### Task prompt
Retype the whole listing verbatim and keep the pictures out of it.

### Data for this task
+++

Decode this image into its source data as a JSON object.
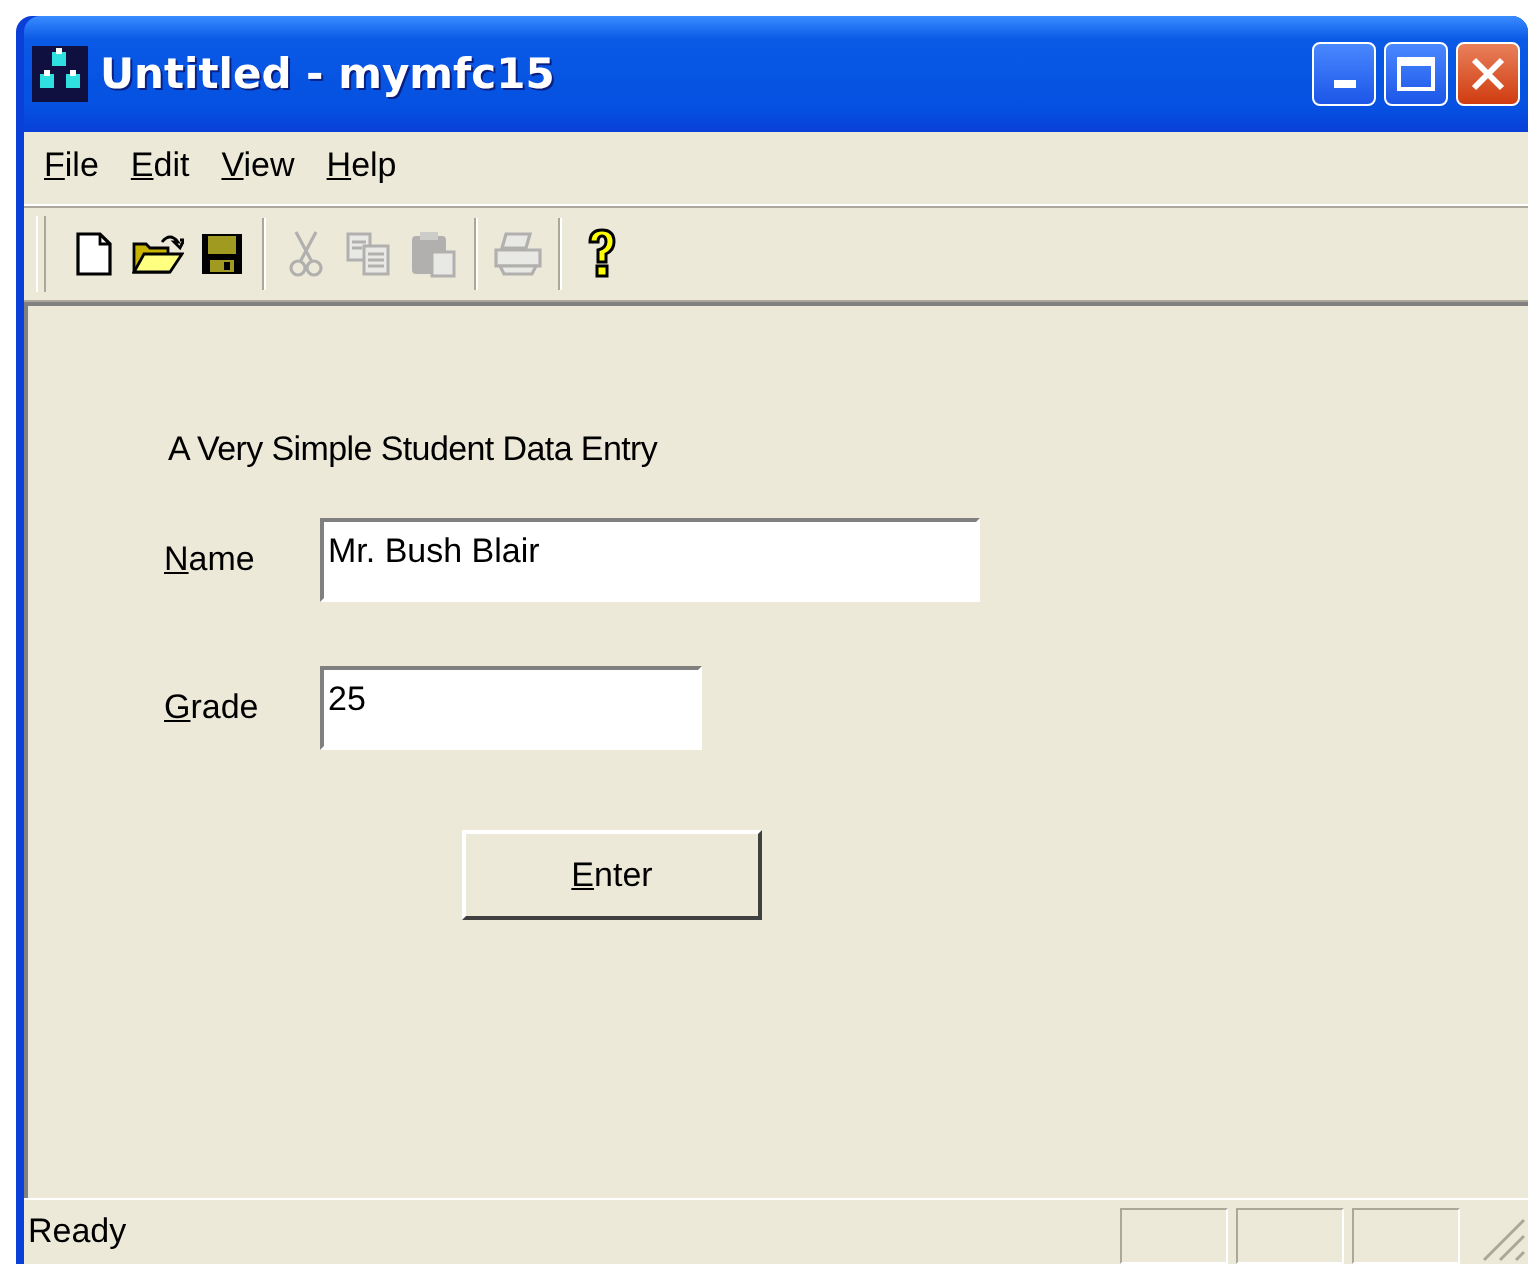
{
  "window": {
    "title": "Untitled - mymfc15"
  },
  "menu": [
    {
      "label": "File"
    },
    {
      "label": "Edit"
    },
    {
      "label": "View"
    },
    {
      "label": "Help"
    }
  ],
  "toolbar": [
    {
      "kind": "new",
      "disabled": false
    },
    {
      "kind": "open",
      "disabled": false
    },
    {
      "kind": "save",
      "disabled": false
    },
    {
      "kind": "separator"
    },
    {
      "kind": "cut",
      "disabled": true
    },
    {
      "kind": "copy",
      "disabled": true
    },
    {
      "kind": "paste",
      "disabled": true
    },
    {
      "kind": "separator"
    },
    {
      "kind": "print",
      "disabled": true
    },
    {
      "kind": "separator"
    },
    {
      "kind": "help",
      "disabled": false
    }
  ],
  "form": {
    "heading": "A Very Simple Student Data Entry",
    "fields": [
      {
        "label": "Name",
        "value": "Mr. Bush Blair",
        "kind": "wide"
      },
      {
        "label": "Grade",
        "value": "25",
        "kind": "narrow"
      }
    ],
    "button": "Enter"
  },
  "status_bar": {
    "text": "Ready"
  }
}
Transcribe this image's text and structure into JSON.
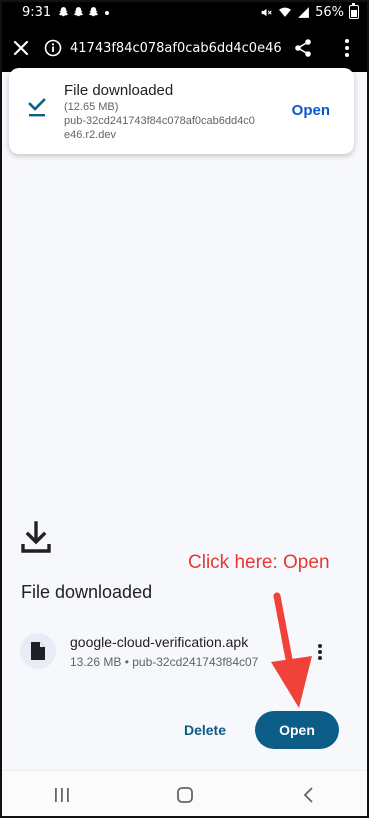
{
  "status_bar": {
    "time": "9:31",
    "battery": "56%",
    "icons": [
      "snapchat-icon",
      "snapchat-icon",
      "snapchat-icon",
      "dot-icon",
      "mute-icon",
      "wifi-icon",
      "signal-icon",
      "battery-icon"
    ]
  },
  "toolbar": {
    "url": "41743f84c078af0cab6dd4c0e46.r2.dev",
    "icons": [
      "close-icon",
      "info-icon",
      "share-icon",
      "more-vert-icon"
    ]
  },
  "toast": {
    "title": "File downloaded",
    "size": "(12.65 MB)",
    "url": "pub-32cd241743f84c078af0cab6dd4c0e46.r2.dev",
    "open_label": "Open"
  },
  "downloads": {
    "title": "File downloaded",
    "file_name": "google-cloud-verification.apk",
    "file_meta": "13.26 MB • pub-32cd241743f84c07",
    "delete_label": "Delete",
    "open_label": "Open"
  },
  "annotation": {
    "text": "Click here: Open",
    "color": "#e53935"
  },
  "nav_bar": {
    "icons": [
      "recents-icon",
      "home-icon",
      "back-icon"
    ]
  },
  "colors": {
    "accent": "#0b5d87",
    "link": "#0b57d0",
    "annotation": "#e53935",
    "background": "#f7f8fc"
  }
}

+++

### Output for this exercise
Decode this image into its source data as a JSON object.
{
  "window": {
    "title": "Untitled - mymfc15"
  },
  "menu": [
    {
      "label": "File"
    },
    {
      "label": "Edit"
    },
    {
      "label": "View"
    },
    {
      "label": "Help"
    }
  ],
  "toolbar": [
    {
      "kind": "new",
      "disabled": false
    },
    {
      "kind": "open",
      "disabled": false
    },
    {
      "kind": "save",
      "disabled": false
    },
    {
      "kind": "separator"
    },
    {
      "kind": "cut",
      "disabled": true
    },
    {
      "kind": "copy",
      "disabled": true
    },
    {
      "kind": "paste",
      "disabled": true
    },
    {
      "kind": "separator"
    },
    {
      "kind": "print",
      "disabled": true
    },
    {
      "kind": "separator"
    },
    {
      "kind": "help",
      "disabled": false
    }
  ],
  "form": {
    "heading": "A Very Simple Student Data Entry",
    "fields": [
      {
        "label": "Name",
        "value": "Mr. Bush Blair",
        "kind": "wide"
      },
      {
        "label": "Grade",
        "value": "25",
        "kind": "narrow"
      }
    ],
    "button": "Enter"
  },
  "status_bar": {
    "text": "Ready"
  }
}
Transcribe this image's text and structure into JSON.
{
  "status_bar": {
    "time": "9:31",
    "battery": "56%",
    "icons": [
      "snapchat-icon",
      "snapchat-icon",
      "snapchat-icon",
      "dot-icon",
      "mute-icon",
      "wifi-icon",
      "signal-icon",
      "battery-icon"
    ]
  },
  "toolbar": {
    "url": "41743f84c078af0cab6dd4c0e46.r2.dev",
    "icons": [
      "close-icon",
      "info-icon",
      "share-icon",
      "more-vert-icon"
    ]
  },
  "toast": {
    "title": "File downloaded",
    "size": "(12.65 MB)",
    "url": "pub-32cd241743f84c078af0cab6dd4c0e46.r2.dev",
    "open_label": "Open"
  },
  "downloads": {
    "title": "File downloaded",
    "file_name": "google-cloud-verification.apk",
    "file_meta": "13.26 MB • pub-32cd241743f84c07",
    "delete_label": "Delete",
    "open_label": "Open"
  },
  "annotation": {
    "text": "Click here: Open",
    "color": "#e53935"
  },
  "nav_bar": {
    "icons": [
      "recents-icon",
      "home-icon",
      "back-icon"
    ]
  },
  "colors": {
    "accent": "#0b5d87",
    "link": "#0b57d0",
    "annotation": "#e53935",
    "background": "#f7f8fc"
  }
}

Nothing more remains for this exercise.